EXERCISE PROMPT:
Reproduce all of the data exactly, with no line skipped.

RECORDED DATA:
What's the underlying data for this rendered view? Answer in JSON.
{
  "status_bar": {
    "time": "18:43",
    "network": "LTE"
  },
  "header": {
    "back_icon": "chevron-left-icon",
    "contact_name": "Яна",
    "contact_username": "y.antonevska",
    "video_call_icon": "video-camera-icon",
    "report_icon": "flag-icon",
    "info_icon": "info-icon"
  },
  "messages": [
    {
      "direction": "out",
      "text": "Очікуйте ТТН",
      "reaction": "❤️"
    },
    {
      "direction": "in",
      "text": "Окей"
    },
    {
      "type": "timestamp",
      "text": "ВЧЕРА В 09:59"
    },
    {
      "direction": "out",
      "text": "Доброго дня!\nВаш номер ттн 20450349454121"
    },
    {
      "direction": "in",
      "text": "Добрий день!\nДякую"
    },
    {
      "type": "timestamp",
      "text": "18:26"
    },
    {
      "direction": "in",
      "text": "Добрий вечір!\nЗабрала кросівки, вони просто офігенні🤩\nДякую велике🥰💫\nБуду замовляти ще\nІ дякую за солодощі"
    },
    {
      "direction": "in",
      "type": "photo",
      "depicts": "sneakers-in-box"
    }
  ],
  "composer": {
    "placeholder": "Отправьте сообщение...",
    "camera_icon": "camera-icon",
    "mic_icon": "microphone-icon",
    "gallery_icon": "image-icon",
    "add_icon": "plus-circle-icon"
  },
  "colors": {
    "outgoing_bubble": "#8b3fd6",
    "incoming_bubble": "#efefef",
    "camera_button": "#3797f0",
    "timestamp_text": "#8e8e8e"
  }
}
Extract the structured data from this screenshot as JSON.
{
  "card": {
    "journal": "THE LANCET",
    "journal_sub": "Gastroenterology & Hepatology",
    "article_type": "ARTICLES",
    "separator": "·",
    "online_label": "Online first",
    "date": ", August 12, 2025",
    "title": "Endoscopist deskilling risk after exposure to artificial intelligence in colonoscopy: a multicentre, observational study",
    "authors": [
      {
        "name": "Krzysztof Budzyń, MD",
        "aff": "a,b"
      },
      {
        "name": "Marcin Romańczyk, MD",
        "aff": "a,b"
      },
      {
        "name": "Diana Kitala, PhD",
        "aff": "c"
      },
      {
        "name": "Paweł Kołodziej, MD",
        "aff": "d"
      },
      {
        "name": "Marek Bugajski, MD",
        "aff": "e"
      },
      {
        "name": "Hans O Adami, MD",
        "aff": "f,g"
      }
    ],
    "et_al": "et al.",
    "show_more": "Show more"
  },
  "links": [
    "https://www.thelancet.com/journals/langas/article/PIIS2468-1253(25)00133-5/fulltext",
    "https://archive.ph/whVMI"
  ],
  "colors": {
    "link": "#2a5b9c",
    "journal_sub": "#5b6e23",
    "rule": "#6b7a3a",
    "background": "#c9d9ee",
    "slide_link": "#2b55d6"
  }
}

WRITTEN ANSWER:
What's the underlying data for this rendered view? Answer in JSON.
{
  "status_bar": {
    "time": "18:43",
    "network": "LTE"
  },
  "header": {
    "back_icon": "chevron-left-icon",
    "contact_name": "Яна",
    "contact_username": "y.antonevska",
    "video_call_icon": "video-camera-icon",
    "report_icon": "flag-icon",
    "info_icon": "info-icon"
  },
  "messages": [
    {
      "direction": "out",
      "text": "Очікуйте ТТН",
      "reaction": "❤️"
    },
    {
      "direction": "in",
      "text": "Окей"
    },
    {
      "type": "timestamp",
      "text": "ВЧЕРА В 09:59"
    },
    {
      "direction": "out",
      "text": "Доброго дня!\nВаш номер ттн 20450349454121"
    },
    {
      "direction": "in",
      "text": "Добрий день!\nДякую"
    },
    {
      "type": "timestamp",
      "text": "18:26"
    },
    {
      "direction": "in",
      "text": "Добрий вечір!\nЗабрала кросівки, вони просто офігенні🤩\nДякую велике🥰💫\nБуду замовляти ще\nІ дякую за солодощі"
    },
    {
      "direction": "in",
      "type": "photo",
      "depicts": "sneakers-in-box"
    }
  ],
  "composer": {
    "placeholder": "Отправьте сообщение...",
    "camera_icon": "camera-icon",
    "mic_icon": "microphone-icon",
    "gallery_icon": "image-icon",
    "add_icon": "plus-circle-icon"
  },
  "colors": {
    "outgoing_bubble": "#8b3fd6",
    "incoming_bubble": "#efefef",
    "camera_button": "#3797f0",
    "timestamp_text": "#8e8e8e"
  }
}
Extract the structured data from this screenshot as JSON.
{
  "card": {
    "journal": "THE LANCET",
    "journal_sub": "Gastroenterology & Hepatology",
    "article_type": "ARTICLES",
    "separator": "·",
    "online_label": "Online first",
    "date": ", August 12, 2025",
    "title": "Endoscopist deskilling risk after exposure to artificial intelligence in colonoscopy: a multicentre, observational study",
    "authors": [
      {
        "name": "Krzysztof Budzyń, MD",
        "aff": "a,b"
      },
      {
        "name": "Marcin Romańczyk, MD",
        "aff": "a,b"
      },
      {
        "name": "Diana Kitala, PhD",
        "aff": "c"
      },
      {
        "name": "Paweł Kołodziej, MD",
        "aff": "d"
      },
      {
        "name": "Marek Bugajski, MD",
        "aff": "e"
      },
      {
        "name": "Hans O Adami, MD",
        "aff": "f,g"
      }
    ],
    "et_al": "et al.",
    "show_more": "Show more"
  },
  "links": [
    "https://www.thelancet.com/journals/langas/article/PIIS2468-1253(25)00133-5/fulltext",
    "https://archive.ph/whVMI"
  ],
  "colors": {
    "link": "#2a5b9c",
    "journal_sub": "#5b6e23",
    "rule": "#6b7a3a",
    "background": "#c9d9ee",
    "slide_link": "#2b55d6"
  }
}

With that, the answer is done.